**Job**
Write out each line word for word. Drop pictures.

**Source records**
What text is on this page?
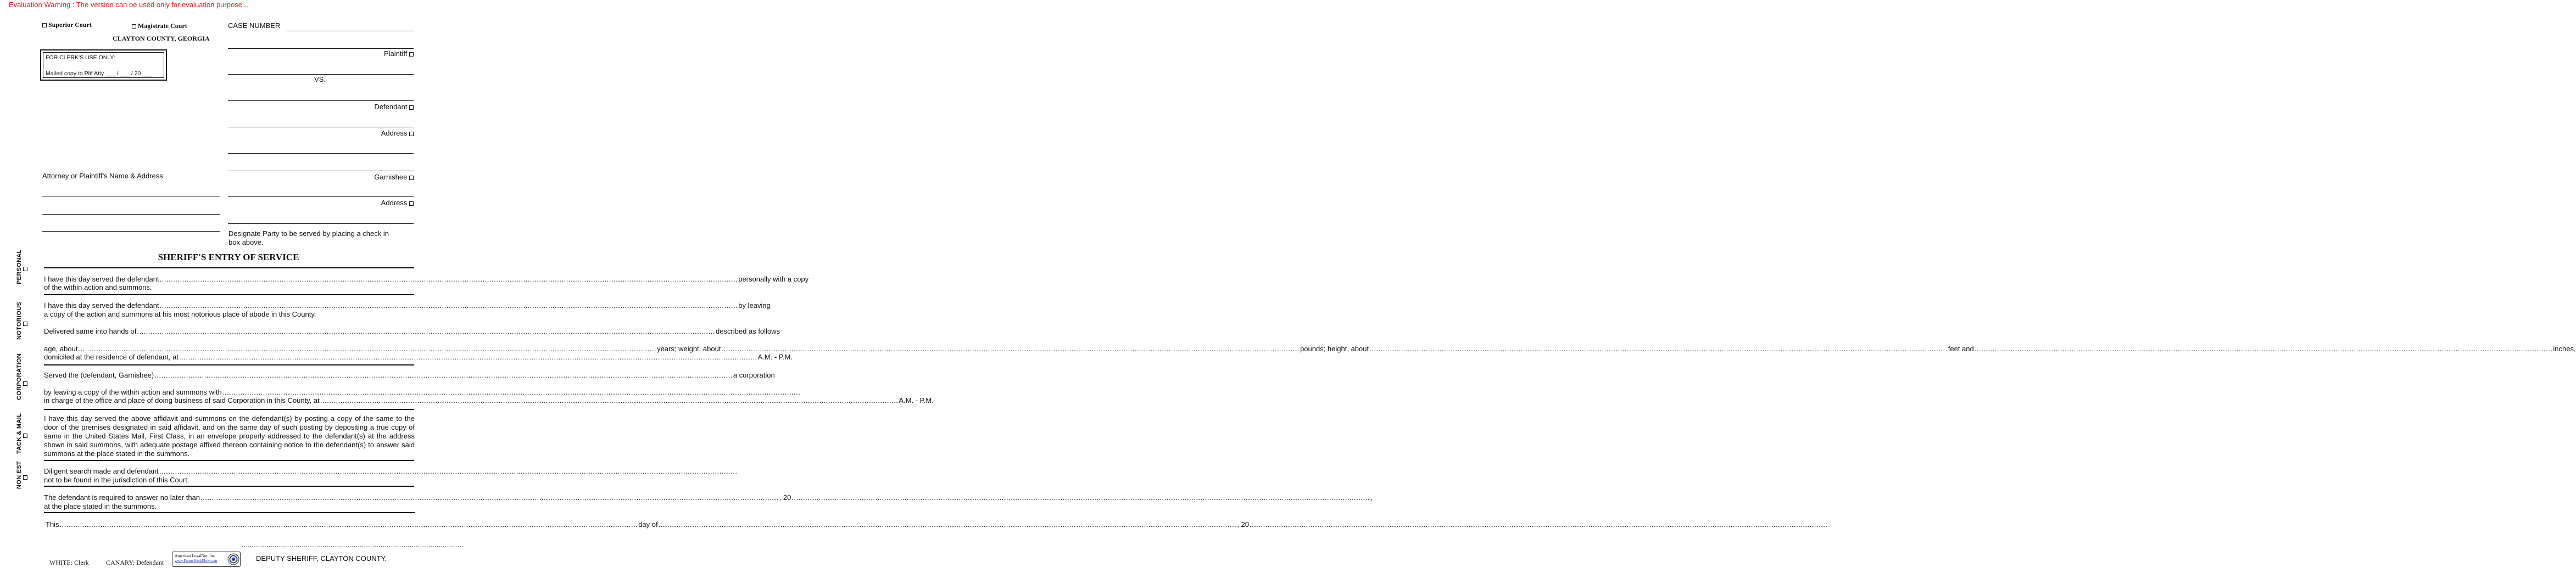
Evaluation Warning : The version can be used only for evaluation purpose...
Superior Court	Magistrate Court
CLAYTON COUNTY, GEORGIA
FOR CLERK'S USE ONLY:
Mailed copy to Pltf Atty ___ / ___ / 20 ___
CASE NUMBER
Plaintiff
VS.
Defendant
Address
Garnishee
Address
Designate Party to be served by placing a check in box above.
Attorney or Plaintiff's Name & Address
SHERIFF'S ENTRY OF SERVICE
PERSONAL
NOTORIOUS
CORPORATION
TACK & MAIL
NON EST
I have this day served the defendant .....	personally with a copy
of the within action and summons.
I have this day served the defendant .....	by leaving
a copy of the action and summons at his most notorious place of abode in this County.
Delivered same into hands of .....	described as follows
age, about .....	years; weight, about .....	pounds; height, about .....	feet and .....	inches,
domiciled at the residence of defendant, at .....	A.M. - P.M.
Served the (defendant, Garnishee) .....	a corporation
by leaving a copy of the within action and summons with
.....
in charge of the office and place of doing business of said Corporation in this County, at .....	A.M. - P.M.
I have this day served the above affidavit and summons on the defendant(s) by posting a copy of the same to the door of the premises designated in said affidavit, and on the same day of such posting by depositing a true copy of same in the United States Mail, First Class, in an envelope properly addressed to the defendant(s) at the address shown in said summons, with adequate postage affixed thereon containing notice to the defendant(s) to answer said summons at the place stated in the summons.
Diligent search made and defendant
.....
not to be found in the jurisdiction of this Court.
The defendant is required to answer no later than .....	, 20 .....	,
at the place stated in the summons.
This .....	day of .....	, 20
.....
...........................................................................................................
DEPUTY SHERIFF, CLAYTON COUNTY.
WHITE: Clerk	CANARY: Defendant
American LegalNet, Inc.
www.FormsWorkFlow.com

**Exercise response**
What text is on this page?
Evaluation Warning : The version can be used only for evaluation purpose...
Superior Court	Magistrate Court
CLAYTON COUNTY, GEORGIA
FOR CLERK'S USE ONLY:
Mailed copy to Pltf Atty ___ / ___ / 20 ___
CASE NUMBER
Plaintiff
VS.
Defendant
Address
Garnishee
Address
Designate Party to be served by placing a check in box above.
Attorney or Plaintiff's Name & Address
SHERIFF'S ENTRY OF SERVICE
PERSONAL
NOTORIOUS
CORPORATION
TACK & MAIL
NON EST
I have this day served the defendant .....	personally with a copy
of the within action and summons.
I have this day served the defendant .....	by leaving
a copy of the action and summons at his most notorious place of abode in this County.
Delivered same into hands of .....	described as follows
age, about .....	years; weight, about .....	pounds; height, about .....	feet and .....	inches,
domiciled at the residence of defendant, at .....	A.M. - P.M.
Served the (defendant, Garnishee) .....	a corporation
by leaving a copy of the within action and summons with
.....
in charge of the office and place of doing business of said Corporation in this County, at .....	A.M. - P.M.
I have this day served the above affidavit and summons on the defendant(s) by posting a copy of the same to the door of the premises designated in said affidavit, and on the same day of such posting by depositing a true copy of same in the United States Mail, First Class, in an envelope properly addressed to the defendant(s) at the address shown in said summons, with adequate postage affixed thereon containing notice to the defendant(s) to answer said summons at the place stated in the summons.
Diligent search made and defendant
.....
not to be found in the jurisdiction of this Court.
The defendant is required to answer no later than .....	, 20 .....	,
at the place stated in the summons.
This .....	day of .....	, 20
.....
...........................................................................................................
DEPUTY SHERIFF, CLAYTON COUNTY.
WHITE: Clerk	CANARY: Defendant
American LegalNet, Inc.
www.FormsWorkFlow.com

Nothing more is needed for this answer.